◆ The exercise:
Transcribe the listing exactly, leaving out every picture.

◆ Information given:

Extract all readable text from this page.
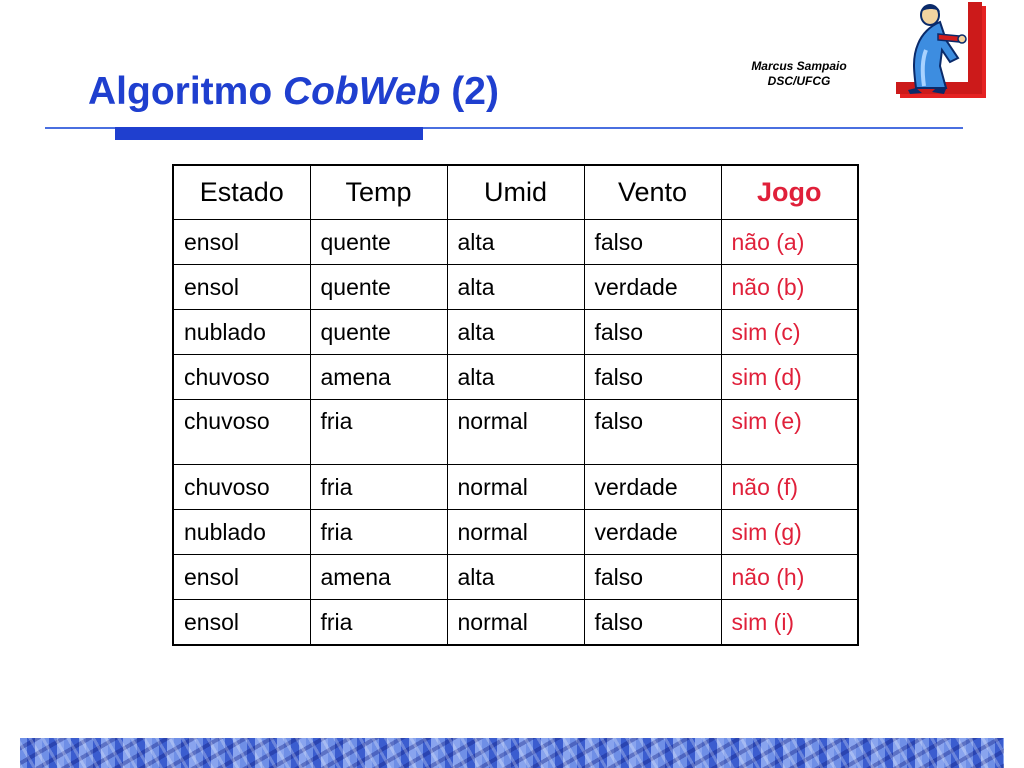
Algoritmo CobWeb (2)
Marcus Sampaio
DSC/UFCG
Estado	Temp	Umid	Vento	Jogo
ensol	quente	alta	falso	não (a)
ensol	quente	alta	verdade	não (b)
nublado	quente	alta	falso	sim (c)
chuvoso	amena	alta	falso	sim (d)
chuvoso	fria	normal	falso	sim (e)
chuvoso	fria	normal	verdade	não (f)
nublado	fria	normal	verdade	sim (g)
ensol	amena	alta	falso	não (h)
ensol	fria	normal	falso	sim (i)
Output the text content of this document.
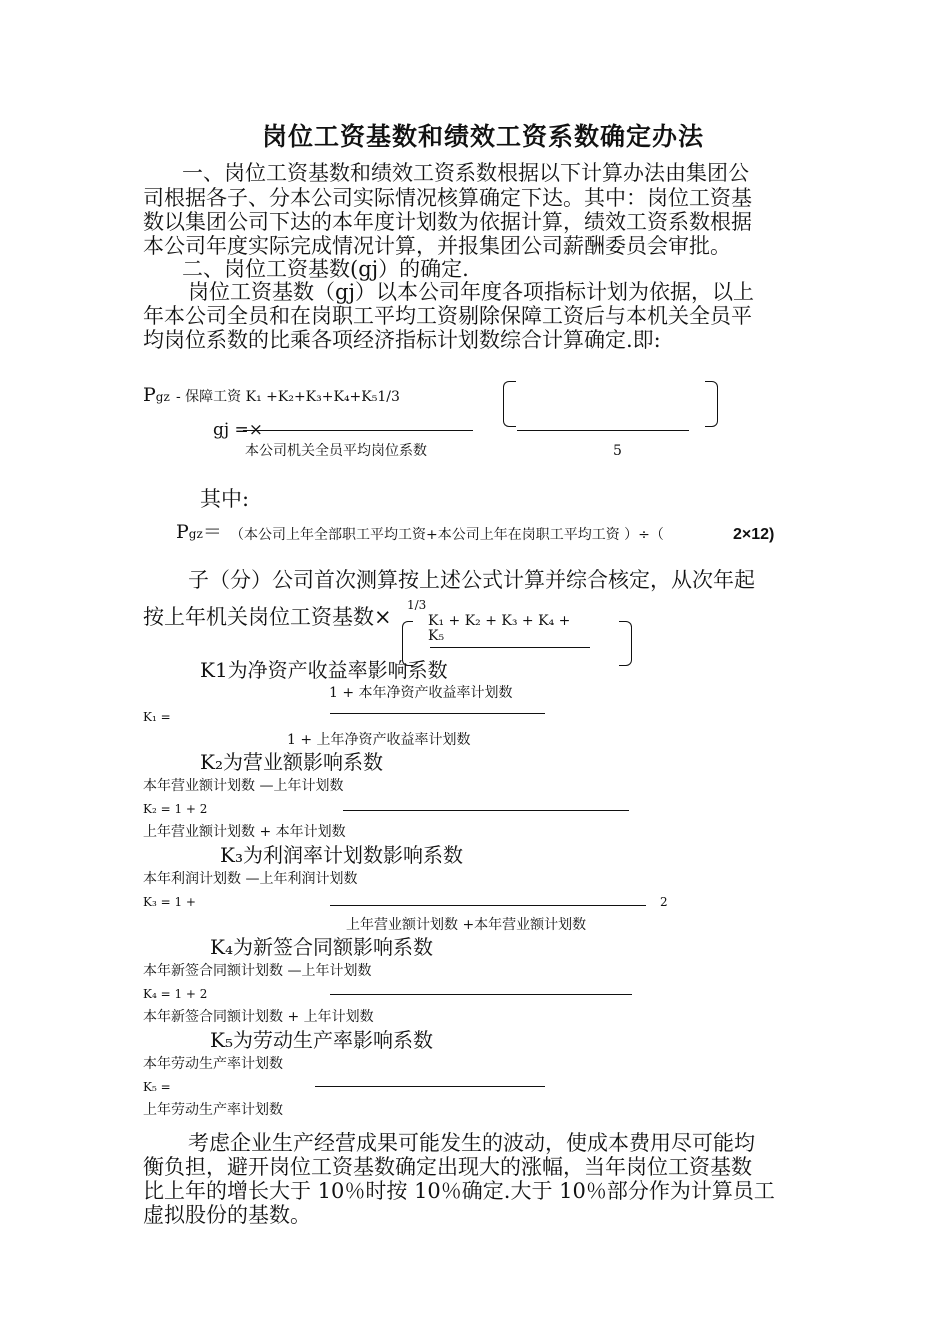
岗位工资基数和绩效工资系数确定办法
一、岗位工资基数和绩效工资系数根据以下计算办法由集团公
司根据各子、分本公司实际情况核算确定下达。其中：岗位工资基
数以集团公司下达的本年度计划数为依据计算，绩效工资系数根据
本公司年度实际完成情况计算，并报集团公司薪酬委员会审批。
二、岗位工资基数(gj）的确定.
岗位工资基数（gj）以本公司年度各项指标计划为依据，以上
年本公司全员和在岗职工平均工资剔除保障工资后与本机关全员平
均岗位系数的比乘各项经济指标计划数综合计算确定.即:
Pgz - 保障工资 K₁ +K₂+K₃+K₄+K₅1/3
gj =×
本公司机关全员平均岗位系数	5
其中:
Pgz＝ （本公司上年全部职工平均工资+本公司上年在岗职工平均工资 ）÷（	2×12)
子（分）公司首次测算按上述公式计算并综合核定，从次年起
1/3
按上年机关岗位工资基数×	K₁ + K₂ + K₃ + K₄ +
K₅
K1为净资产收益率影响系数
1 + 本年净资产收益率计划数
K₁ =
1 + 上年净资产收益率计划数
K₂为营业额影响系数
本年营业额计划数 —上年计划数
K₂ = 1 + 2
上年营业额计划数 + 本年计划数
K₃为利润率计划数影响系数
本年利润计划数 —上年利润计划数
K₃ = 1 +	2
上年营业额计划数 +本年营业额计划数
K₄为新签合同额影响系数
本年新签合同额计划数 —上年计划数
K₄ = 1 + 2
本年新签合同额计划数 + 上年计划数
K₅为劳动生产率影响系数
本年劳动生产率计划数
K₅ =
上年劳动生产率计划数
考虑企业生产经营成果可能发生的波动，使成本费用尽可能均
衡负担，避开岗位工资基数确定出现大的涨幅，当年岗位工资基数
比上年的增长大于 10％时按 10％确定.大于 10％部分作为计算员工
虚拟股份的基数。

◆ Worked answer:
Extract all readable text from this page.
Algoritmo CobWeb (2)
Marcus Sampaio
DSC/UFCG
Estado	Temp	Umid	Vento	Jogo
ensol	quente	alta	falso	não (a)
ensol	quente	alta	verdade	não (b)
nublado	quente	alta	falso	sim (c)
chuvoso	amena	alta	falso	sim (d)
chuvoso	fria	normal	falso	sim (e)
chuvoso	fria	normal	verdade	não (f)
nublado	fria	normal	verdade	sim (g)
ensol	amena	alta	falso	não (h)
ensol	fria	normal	falso	sim (i)
Output the text content of this document.
岗位工资基数和绩效工资系数确定办法
一、岗位工资基数和绩效工资系数根据以下计算办法由集团公
司根据各子、分本公司实际情况核算确定下达。其中：岗位工资基
数以集团公司下达的本年度计划数为依据计算，绩效工资系数根据
本公司年度实际完成情况计算，并报集团公司薪酬委员会审批。
二、岗位工资基数(gj）的确定.
岗位工资基数（gj）以本公司年度各项指标计划为依据，以上
年本公司全员和在岗职工平均工资剔除保障工资后与本机关全员平
均岗位系数的比乘各项经济指标计划数综合计算确定.即:
Pgz - 保障工资 K₁ +K₂+K₃+K₄+K₅1/3
gj =×
本公司机关全员平均岗位系数	5
其中:
Pgz＝ （本公司上年全部职工平均工资+本公司上年在岗职工平均工资 ）÷（	2×12)
子（分）公司首次测算按上述公式计算并综合核定，从次年起
1/3
按上年机关岗位工资基数×	K₁ + K₂ + K₃ + K₄ +
K₅
K1为净资产收益率影响系数
1 + 本年净资产收益率计划数
K₁ =
1 + 上年净资产收益率计划数
K₂为营业额影响系数
本年营业额计划数 —上年计划数
K₂ = 1 + 2
上年营业额计划数 + 本年计划数
K₃为利润率计划数影响系数
本年利润计划数 —上年利润计划数
K₃ = 1 +	2
上年营业额计划数 +本年营业额计划数
K₄为新签合同额影响系数
本年新签合同额计划数 —上年计划数
K₄ = 1 + 2
本年新签合同额计划数 + 上年计划数
K₅为劳动生产率影响系数
本年劳动生产率计划数
K₅ =
上年劳动生产率计划数
考虑企业生产经营成果可能发生的波动，使成本费用尽可能均
衡负担，避开岗位工资基数确定出现大的涨幅，当年岗位工资基数
比上年的增长大于 10％时按 10％确定.大于 10％部分作为计算员工
虚拟股份的基数。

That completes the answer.